BEGIN EXERCISE DATA
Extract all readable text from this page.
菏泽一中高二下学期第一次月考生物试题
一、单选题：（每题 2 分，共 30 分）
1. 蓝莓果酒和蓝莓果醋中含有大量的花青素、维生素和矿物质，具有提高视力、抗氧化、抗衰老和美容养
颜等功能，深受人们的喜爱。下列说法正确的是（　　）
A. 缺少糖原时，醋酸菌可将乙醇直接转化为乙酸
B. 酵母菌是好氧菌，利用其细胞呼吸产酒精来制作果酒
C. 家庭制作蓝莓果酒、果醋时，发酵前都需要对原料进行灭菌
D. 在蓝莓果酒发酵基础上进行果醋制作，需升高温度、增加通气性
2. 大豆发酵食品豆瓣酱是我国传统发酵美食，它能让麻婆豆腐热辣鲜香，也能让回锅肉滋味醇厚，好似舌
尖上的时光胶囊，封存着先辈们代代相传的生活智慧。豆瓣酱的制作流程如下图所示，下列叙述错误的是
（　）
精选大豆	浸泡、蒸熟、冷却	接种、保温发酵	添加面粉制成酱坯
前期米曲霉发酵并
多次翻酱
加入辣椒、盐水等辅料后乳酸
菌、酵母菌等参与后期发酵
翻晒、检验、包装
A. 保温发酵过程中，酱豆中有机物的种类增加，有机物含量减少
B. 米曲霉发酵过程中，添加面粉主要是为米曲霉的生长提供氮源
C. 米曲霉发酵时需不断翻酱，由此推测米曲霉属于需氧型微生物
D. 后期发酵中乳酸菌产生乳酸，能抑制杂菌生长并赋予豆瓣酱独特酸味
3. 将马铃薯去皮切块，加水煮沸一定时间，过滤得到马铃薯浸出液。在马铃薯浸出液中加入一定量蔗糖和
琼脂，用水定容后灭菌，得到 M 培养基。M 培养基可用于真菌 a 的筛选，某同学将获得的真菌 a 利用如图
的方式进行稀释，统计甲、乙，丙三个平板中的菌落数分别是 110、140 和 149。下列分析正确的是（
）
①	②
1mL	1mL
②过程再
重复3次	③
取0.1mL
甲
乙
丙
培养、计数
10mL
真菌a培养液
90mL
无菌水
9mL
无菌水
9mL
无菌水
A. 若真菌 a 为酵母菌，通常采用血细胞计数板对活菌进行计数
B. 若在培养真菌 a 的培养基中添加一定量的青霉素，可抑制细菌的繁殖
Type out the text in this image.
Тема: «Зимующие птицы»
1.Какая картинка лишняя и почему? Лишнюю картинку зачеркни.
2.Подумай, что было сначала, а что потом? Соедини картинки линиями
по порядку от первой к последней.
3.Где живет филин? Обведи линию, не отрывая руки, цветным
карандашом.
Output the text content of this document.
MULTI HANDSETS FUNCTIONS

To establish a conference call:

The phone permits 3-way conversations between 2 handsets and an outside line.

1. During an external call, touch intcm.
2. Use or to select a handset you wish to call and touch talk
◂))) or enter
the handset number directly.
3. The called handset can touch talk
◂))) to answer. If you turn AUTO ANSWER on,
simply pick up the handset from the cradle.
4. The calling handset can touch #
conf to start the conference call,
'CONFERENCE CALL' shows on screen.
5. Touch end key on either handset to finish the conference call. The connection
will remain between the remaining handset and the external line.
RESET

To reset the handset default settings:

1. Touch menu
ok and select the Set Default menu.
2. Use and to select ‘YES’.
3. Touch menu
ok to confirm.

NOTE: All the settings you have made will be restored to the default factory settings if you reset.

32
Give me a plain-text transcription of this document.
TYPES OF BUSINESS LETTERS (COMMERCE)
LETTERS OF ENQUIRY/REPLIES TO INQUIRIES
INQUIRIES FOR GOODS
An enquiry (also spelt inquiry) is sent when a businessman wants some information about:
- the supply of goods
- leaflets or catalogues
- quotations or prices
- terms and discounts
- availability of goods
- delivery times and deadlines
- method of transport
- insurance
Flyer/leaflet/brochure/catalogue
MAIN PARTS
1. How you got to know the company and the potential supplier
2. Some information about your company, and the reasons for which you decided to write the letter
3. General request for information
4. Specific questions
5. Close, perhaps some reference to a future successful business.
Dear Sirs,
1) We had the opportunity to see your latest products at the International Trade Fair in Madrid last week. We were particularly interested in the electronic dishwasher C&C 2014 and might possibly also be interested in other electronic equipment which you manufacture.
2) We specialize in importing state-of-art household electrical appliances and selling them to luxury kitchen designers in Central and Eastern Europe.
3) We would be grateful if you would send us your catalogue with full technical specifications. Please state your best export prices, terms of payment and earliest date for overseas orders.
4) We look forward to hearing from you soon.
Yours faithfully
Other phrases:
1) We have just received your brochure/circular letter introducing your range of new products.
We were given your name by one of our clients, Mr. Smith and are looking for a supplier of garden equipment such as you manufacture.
END EXERCISE DATA
_WRITTEN TASK_.
Output the complete data exactly as written.

_WORKED ANSWER_.
Extract all readable text from this page.
菏泽一中高二下学期第一次月考生物试题
一、单选题：（每题 2 分，共 30 分）
1. 蓝莓果酒和蓝莓果醋中含有大量的花青素、维生素和矿物质，具有提高视力、抗氧化、抗衰老和美容养
颜等功能，深受人们的喜爱。下列说法正确的是（　　）
A. 缺少糖原时，醋酸菌可将乙醇直接转化为乙酸
B. 酵母菌是好氧菌，利用其细胞呼吸产酒精来制作果酒
C. 家庭制作蓝莓果酒、果醋时，发酵前都需要对原料进行灭菌
D. 在蓝莓果酒发酵基础上进行果醋制作，需升高温度、增加通气性
2. 大豆发酵食品豆瓣酱是我国传统发酵美食，它能让麻婆豆腐热辣鲜香，也能让回锅肉滋味醇厚，好似舌
尖上的时光胶囊，封存着先辈们代代相传的生活智慧。豆瓣酱的制作流程如下图所示，下列叙述错误的是
（　）
精选大豆	浸泡、蒸熟、冷却	接种、保温发酵	添加面粉制成酱坯
前期米曲霉发酵并
多次翻酱
加入辣椒、盐水等辅料后乳酸
菌、酵母菌等参与后期发酵
翻晒、检验、包装
A. 保温发酵过程中，酱豆中有机物的种类增加，有机物含量减少
B. 米曲霉发酵过程中，添加面粉主要是为米曲霉的生长提供氮源
C. 米曲霉发酵时需不断翻酱，由此推测米曲霉属于需氧型微生物
D. 后期发酵中乳酸菌产生乳酸，能抑制杂菌生长并赋予豆瓣酱独特酸味
3. 将马铃薯去皮切块，加水煮沸一定时间，过滤得到马铃薯浸出液。在马铃薯浸出液中加入一定量蔗糖和
琼脂，用水定容后灭菌，得到 M 培养基。M 培养基可用于真菌 a 的筛选，某同学将获得的真菌 a 利用如图
的方式进行稀释，统计甲、乙，丙三个平板中的菌落数分别是 110、140 和 149。下列分析正确的是（
）
①	②
1mL	1mL
②过程再
重复3次	③
取0.1mL
甲
乙
丙
培养、计数
10mL
真菌a培养液
90mL
无菌水
9mL
无菌水
9mL
无菌水
A. 若真菌 a 为酵母菌，通常采用血细胞计数板对活菌进行计数
B. 若在培养真菌 a 的培养基中添加一定量的青霉素，可抑制细菌的繁殖
Type out the text in this image.
Тема: «Зимующие птицы»
1.Какая картинка лишняя и почему? Лишнюю картинку зачеркни.
2.Подумай, что было сначала, а что потом? Соедини картинки линиями
по порядку от первой к последней.
3.Где живет филин? Обведи линию, не отрывая руки, цветным
карандашом.
Output the text content of this document.
MULTI HANDSETS FUNCTIONS

To establish a conference call:

The phone permits 3-way conversations between 2 handsets and an outside line.

1. During an external call, touch intcm.
2. Use or to select a handset you wish to call and touch talk
◂))) or enter
the handset number directly.
3. The called handset can touch talk
◂))) to answer. If you turn AUTO ANSWER on,
simply pick up the handset from the cradle.
4. The calling handset can touch #
conf to start the conference call,
'CONFERENCE CALL' shows on screen.
5. Touch end key on either handset to finish the conference call. The connection
will remain between the remaining handset and the external line.
RESET

To reset the handset default settings:

1. Touch menu
ok and select the Set Default menu.
2. Use and to select ‘YES’.
3. Touch menu
ok to confirm.

NOTE: All the settings you have made will be restored to the default factory settings if you reset.

32
Give me a plain-text transcription of this document.
TYPES OF BUSINESS LETTERS (COMMERCE)
LETTERS OF ENQUIRY/REPLIES TO INQUIRIES
INQUIRIES FOR GOODS
An enquiry (also spelt inquiry) is sent when a businessman wants some information about:
- the supply of goods
- leaflets or catalogues
- quotations or prices
- terms and discounts
- availability of goods
- delivery times and deadlines
- method of transport
- insurance
Flyer/leaflet/brochure/catalogue
MAIN PARTS
1. How you got to know the company and the potential supplier
2. Some information about your company, and the reasons for which you decided to write the letter
3. General request for information
4. Specific questions
5. Close, perhaps some reference to a future successful business.
Dear Sirs,
1) We had the opportunity to see your latest products at the International Trade Fair in Madrid last week. We were particularly interested in the electronic dishwasher C&C 2014 and might possibly also be interested in other electronic equipment which you manufacture.
2) We specialize in importing state-of-art household electrical appliances and selling them to luxury kitchen designers in Central and Eastern Europe.
3) We would be grateful if you would send us your catalogue with full technical specifications. Please state your best export prices, terms of payment and earliest date for overseas orders.
4) We look forward to hearing from you soon.
Yours faithfully
Other phrases:
1) We have just received your brochure/circular letter introducing your range of new products.
We were given your name by one of our clients, Mr. Smith and are looking for a supplier of garden equipment such as you manufacture.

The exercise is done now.